Records for this exercise ::
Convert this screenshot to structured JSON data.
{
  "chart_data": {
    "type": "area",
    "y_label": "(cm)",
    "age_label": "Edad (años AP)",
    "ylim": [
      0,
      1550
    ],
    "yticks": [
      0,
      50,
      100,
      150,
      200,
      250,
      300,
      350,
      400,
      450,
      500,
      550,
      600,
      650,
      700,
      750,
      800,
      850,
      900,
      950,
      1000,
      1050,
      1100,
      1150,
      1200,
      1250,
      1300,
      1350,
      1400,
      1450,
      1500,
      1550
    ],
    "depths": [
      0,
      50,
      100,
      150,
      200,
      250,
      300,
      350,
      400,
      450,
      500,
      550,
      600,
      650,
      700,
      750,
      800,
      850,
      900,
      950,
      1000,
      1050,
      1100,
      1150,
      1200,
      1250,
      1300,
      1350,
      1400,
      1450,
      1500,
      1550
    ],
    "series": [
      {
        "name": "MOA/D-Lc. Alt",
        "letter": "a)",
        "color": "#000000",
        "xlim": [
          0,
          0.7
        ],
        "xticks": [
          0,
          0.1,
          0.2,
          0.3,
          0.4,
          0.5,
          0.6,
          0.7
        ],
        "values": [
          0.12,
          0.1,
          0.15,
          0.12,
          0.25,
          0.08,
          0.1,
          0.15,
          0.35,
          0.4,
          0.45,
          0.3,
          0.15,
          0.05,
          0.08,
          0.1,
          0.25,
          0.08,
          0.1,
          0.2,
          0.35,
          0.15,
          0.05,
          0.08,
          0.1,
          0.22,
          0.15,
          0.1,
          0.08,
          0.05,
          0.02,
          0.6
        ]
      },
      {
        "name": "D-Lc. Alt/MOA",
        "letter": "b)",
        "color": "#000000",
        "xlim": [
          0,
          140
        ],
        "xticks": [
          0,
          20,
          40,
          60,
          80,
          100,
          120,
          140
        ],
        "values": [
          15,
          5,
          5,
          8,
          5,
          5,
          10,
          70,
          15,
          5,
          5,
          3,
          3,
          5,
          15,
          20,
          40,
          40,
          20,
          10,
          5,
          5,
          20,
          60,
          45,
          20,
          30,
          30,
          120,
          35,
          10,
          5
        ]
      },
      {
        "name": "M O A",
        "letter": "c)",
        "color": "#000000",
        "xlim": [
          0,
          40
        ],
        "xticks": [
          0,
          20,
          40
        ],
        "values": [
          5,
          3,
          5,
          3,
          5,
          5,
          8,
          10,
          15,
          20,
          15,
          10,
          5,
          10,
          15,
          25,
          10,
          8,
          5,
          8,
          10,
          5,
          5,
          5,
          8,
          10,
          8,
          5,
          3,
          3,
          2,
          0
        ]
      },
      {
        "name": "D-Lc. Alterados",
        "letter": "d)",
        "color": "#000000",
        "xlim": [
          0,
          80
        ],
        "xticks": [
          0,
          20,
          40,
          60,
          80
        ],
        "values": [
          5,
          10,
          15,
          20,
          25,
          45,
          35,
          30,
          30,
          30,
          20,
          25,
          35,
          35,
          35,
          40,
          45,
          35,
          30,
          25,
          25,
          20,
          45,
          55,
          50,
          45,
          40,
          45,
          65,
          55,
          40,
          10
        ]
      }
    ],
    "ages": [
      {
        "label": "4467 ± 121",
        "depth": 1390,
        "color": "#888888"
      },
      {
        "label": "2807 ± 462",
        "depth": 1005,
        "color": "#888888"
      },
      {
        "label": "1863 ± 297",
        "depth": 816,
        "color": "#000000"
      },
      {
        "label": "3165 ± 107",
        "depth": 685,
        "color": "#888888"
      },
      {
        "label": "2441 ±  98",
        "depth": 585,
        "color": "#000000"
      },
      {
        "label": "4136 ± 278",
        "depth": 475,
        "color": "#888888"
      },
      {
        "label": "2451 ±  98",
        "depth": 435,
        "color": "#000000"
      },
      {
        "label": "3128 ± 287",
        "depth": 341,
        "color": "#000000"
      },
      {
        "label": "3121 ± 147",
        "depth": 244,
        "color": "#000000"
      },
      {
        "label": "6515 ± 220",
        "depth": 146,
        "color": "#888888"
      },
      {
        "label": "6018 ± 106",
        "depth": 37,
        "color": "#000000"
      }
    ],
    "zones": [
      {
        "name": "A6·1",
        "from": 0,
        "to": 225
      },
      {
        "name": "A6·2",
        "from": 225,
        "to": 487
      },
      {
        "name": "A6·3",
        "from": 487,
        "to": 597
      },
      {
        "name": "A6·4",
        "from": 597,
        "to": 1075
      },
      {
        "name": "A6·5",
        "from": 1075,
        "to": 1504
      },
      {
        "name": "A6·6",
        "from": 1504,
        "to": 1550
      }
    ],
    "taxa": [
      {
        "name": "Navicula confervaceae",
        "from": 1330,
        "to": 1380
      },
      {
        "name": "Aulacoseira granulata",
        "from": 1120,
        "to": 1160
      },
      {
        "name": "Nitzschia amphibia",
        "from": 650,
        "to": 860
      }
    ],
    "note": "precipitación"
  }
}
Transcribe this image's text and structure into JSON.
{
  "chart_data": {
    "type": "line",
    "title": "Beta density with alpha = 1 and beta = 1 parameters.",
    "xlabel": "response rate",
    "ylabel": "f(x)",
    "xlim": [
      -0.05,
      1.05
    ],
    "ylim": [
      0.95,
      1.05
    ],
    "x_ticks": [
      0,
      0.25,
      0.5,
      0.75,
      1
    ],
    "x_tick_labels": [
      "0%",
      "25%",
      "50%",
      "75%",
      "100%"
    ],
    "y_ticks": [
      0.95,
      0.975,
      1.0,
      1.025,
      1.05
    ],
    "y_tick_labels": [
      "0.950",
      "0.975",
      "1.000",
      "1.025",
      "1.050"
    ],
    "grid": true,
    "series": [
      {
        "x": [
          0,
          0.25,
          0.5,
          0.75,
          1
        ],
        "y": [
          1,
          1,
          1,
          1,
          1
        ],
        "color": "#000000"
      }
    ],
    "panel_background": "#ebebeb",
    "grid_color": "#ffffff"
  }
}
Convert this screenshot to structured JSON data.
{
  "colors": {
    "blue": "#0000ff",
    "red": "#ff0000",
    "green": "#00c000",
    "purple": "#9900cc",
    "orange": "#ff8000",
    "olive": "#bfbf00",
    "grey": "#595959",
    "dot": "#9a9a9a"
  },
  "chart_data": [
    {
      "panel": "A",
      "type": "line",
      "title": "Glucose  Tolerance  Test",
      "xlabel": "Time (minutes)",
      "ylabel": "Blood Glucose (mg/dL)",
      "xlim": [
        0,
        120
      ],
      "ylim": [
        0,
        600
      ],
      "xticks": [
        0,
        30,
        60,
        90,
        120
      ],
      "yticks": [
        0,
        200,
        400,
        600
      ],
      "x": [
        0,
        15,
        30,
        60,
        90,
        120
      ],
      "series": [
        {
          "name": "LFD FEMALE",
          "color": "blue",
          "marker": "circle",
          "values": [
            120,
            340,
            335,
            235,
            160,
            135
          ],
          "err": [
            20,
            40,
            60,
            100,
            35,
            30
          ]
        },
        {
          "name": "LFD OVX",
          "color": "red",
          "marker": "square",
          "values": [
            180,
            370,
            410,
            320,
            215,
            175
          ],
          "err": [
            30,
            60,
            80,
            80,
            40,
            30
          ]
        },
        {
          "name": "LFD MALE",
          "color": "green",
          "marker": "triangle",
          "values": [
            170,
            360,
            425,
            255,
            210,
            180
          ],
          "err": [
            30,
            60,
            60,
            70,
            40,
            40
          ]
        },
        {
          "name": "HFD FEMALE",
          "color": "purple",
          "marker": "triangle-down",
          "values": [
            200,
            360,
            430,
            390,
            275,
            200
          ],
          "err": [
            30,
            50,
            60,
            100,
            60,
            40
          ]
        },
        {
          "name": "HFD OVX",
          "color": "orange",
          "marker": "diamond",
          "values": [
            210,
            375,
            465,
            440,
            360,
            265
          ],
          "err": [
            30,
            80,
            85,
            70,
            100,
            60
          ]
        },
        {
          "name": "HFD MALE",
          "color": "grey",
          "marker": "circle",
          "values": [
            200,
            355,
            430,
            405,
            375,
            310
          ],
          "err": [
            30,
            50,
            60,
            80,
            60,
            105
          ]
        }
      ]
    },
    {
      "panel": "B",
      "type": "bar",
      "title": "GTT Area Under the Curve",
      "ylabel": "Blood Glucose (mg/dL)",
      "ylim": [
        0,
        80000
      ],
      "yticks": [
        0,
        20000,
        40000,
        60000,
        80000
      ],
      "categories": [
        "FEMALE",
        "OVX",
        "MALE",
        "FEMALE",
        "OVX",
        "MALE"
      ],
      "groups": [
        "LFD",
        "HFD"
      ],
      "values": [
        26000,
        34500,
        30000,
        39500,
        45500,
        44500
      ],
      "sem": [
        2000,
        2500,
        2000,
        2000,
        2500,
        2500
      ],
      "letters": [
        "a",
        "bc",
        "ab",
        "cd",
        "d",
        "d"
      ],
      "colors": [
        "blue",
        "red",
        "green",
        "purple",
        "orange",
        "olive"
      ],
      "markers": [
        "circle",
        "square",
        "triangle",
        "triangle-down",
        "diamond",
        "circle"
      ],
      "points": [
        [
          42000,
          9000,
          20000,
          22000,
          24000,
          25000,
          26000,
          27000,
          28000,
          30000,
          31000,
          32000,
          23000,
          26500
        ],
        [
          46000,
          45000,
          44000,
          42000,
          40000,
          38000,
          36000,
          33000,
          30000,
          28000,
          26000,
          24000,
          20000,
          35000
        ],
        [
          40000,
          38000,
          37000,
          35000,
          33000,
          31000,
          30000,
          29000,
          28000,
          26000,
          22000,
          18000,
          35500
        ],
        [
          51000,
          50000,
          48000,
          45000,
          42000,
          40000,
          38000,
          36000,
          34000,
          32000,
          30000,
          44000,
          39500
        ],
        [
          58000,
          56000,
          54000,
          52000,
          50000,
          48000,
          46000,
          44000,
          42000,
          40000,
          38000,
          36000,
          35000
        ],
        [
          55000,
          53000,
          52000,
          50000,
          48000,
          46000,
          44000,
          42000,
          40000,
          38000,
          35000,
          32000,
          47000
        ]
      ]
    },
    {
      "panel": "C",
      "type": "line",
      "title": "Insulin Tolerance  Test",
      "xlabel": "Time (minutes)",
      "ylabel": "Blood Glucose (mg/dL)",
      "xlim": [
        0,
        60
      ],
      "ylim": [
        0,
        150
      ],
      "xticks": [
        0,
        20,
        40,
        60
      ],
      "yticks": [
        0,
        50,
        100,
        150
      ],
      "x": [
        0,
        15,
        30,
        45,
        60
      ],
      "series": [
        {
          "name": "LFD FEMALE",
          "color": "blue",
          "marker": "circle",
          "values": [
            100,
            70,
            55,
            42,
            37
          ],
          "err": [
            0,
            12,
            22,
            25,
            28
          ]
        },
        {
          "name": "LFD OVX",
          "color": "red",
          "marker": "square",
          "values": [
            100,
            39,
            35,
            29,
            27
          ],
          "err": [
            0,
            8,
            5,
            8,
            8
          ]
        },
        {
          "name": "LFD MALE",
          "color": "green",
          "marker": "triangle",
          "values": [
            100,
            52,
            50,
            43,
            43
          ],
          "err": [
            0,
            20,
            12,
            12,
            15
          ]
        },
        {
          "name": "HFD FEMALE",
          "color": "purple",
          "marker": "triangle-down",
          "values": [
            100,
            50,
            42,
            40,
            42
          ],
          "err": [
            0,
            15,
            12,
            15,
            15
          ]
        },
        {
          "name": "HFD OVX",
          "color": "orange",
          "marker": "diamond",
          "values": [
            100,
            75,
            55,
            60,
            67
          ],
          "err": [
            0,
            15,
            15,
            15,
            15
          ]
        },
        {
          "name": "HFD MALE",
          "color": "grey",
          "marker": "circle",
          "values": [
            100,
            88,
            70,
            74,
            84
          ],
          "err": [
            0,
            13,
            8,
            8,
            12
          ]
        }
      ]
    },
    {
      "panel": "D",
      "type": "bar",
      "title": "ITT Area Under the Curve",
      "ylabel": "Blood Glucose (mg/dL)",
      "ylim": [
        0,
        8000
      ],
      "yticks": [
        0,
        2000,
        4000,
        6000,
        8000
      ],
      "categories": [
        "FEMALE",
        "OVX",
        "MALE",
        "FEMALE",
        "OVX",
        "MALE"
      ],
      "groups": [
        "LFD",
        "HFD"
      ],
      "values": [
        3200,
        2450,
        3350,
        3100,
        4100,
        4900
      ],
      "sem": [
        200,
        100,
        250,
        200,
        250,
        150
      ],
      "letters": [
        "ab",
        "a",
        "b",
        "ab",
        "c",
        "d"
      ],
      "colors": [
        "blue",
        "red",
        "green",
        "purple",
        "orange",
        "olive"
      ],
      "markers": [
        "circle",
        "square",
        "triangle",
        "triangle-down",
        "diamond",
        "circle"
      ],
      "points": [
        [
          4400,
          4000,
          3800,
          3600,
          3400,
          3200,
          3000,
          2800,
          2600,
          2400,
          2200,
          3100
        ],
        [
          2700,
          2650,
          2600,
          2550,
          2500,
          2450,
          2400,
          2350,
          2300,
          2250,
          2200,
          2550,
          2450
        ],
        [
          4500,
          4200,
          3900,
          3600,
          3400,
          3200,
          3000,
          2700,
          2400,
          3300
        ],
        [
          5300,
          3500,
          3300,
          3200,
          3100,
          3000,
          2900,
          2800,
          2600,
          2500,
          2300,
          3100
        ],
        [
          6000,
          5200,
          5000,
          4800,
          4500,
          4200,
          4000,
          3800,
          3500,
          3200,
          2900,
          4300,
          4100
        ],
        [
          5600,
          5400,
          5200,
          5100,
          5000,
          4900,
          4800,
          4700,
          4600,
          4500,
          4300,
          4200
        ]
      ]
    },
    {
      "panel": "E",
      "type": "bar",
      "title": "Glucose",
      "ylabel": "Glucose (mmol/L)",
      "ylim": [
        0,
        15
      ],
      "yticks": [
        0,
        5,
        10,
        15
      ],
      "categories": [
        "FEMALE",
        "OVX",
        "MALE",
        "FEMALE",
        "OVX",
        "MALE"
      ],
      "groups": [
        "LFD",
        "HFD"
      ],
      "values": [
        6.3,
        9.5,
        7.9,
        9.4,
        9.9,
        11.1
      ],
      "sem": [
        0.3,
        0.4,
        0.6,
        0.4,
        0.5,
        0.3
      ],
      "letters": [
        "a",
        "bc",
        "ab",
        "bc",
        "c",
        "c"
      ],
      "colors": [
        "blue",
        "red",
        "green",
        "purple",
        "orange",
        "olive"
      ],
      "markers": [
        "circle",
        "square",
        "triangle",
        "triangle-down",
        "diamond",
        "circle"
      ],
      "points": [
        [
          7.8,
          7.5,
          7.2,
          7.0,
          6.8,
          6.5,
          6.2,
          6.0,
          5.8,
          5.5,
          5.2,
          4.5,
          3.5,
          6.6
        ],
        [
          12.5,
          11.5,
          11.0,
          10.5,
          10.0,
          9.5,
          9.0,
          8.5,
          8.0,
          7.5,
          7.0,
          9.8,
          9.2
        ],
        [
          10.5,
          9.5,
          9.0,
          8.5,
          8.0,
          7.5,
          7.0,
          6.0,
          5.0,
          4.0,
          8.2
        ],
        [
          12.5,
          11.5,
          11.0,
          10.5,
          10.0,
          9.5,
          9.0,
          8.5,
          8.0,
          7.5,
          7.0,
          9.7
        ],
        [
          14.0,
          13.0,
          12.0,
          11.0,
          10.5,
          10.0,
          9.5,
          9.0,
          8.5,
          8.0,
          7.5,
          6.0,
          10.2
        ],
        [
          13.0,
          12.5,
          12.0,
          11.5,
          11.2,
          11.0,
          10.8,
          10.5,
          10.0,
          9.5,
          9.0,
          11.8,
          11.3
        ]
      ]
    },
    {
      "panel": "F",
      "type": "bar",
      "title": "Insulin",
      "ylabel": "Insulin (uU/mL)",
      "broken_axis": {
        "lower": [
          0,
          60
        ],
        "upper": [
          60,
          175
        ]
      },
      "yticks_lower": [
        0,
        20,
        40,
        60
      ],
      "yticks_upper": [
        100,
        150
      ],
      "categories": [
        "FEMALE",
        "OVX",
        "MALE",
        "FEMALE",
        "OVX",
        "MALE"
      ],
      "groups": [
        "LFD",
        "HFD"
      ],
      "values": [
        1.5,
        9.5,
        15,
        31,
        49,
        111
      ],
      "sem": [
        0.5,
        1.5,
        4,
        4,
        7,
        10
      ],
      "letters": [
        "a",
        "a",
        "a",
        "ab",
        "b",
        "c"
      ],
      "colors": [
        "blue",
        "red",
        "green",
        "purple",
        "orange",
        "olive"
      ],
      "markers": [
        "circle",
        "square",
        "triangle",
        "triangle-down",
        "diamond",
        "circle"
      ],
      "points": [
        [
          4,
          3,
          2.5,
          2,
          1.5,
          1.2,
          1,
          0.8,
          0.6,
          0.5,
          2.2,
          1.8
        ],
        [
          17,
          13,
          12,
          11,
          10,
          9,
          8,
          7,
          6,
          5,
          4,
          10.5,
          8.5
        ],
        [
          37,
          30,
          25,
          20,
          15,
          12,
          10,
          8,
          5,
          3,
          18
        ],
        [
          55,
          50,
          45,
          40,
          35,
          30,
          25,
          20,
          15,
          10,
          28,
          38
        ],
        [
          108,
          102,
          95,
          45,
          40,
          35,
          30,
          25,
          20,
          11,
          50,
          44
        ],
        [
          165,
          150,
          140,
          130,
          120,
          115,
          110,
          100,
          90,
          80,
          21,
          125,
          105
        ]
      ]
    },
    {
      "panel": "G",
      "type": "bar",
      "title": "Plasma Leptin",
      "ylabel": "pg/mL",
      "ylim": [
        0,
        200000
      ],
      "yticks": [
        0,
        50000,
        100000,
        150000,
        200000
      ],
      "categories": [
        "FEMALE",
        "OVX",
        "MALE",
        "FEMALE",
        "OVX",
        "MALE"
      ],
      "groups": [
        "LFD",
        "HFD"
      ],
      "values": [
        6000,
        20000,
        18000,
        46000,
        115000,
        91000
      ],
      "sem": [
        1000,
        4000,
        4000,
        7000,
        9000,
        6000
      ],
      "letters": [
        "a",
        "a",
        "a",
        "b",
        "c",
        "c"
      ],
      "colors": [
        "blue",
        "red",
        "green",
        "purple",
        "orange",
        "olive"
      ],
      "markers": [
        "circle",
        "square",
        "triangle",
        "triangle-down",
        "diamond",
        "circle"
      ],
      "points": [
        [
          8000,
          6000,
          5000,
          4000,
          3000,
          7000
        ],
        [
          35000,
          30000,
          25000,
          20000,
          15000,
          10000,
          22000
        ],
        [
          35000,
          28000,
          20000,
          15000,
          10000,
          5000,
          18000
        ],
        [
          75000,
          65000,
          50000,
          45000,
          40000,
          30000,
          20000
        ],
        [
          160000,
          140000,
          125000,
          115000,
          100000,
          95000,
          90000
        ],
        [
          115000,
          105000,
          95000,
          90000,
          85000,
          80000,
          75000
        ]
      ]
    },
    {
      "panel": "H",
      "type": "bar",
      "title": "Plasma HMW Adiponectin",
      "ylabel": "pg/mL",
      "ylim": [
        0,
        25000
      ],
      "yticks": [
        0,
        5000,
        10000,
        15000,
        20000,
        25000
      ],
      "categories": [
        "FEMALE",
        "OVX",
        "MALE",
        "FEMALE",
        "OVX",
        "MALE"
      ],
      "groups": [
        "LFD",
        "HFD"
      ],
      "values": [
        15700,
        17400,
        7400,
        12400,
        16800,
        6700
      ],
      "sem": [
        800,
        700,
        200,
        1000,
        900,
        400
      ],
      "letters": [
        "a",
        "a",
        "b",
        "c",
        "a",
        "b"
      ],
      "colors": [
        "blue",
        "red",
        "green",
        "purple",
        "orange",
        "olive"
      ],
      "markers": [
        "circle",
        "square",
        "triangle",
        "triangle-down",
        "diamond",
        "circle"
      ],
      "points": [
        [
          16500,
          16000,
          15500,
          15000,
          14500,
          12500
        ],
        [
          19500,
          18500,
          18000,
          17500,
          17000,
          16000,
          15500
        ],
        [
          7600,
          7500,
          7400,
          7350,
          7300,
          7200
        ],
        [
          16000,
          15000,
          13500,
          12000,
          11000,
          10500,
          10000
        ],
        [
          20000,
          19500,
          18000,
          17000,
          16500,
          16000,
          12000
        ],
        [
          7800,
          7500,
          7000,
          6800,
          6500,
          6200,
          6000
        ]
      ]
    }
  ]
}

To be done :: Extract from the material all lines containing the string "Curve".

Full response ::
      "title": "GTT Area Under the Curve",
      "title": "ITT Area Under the Curve",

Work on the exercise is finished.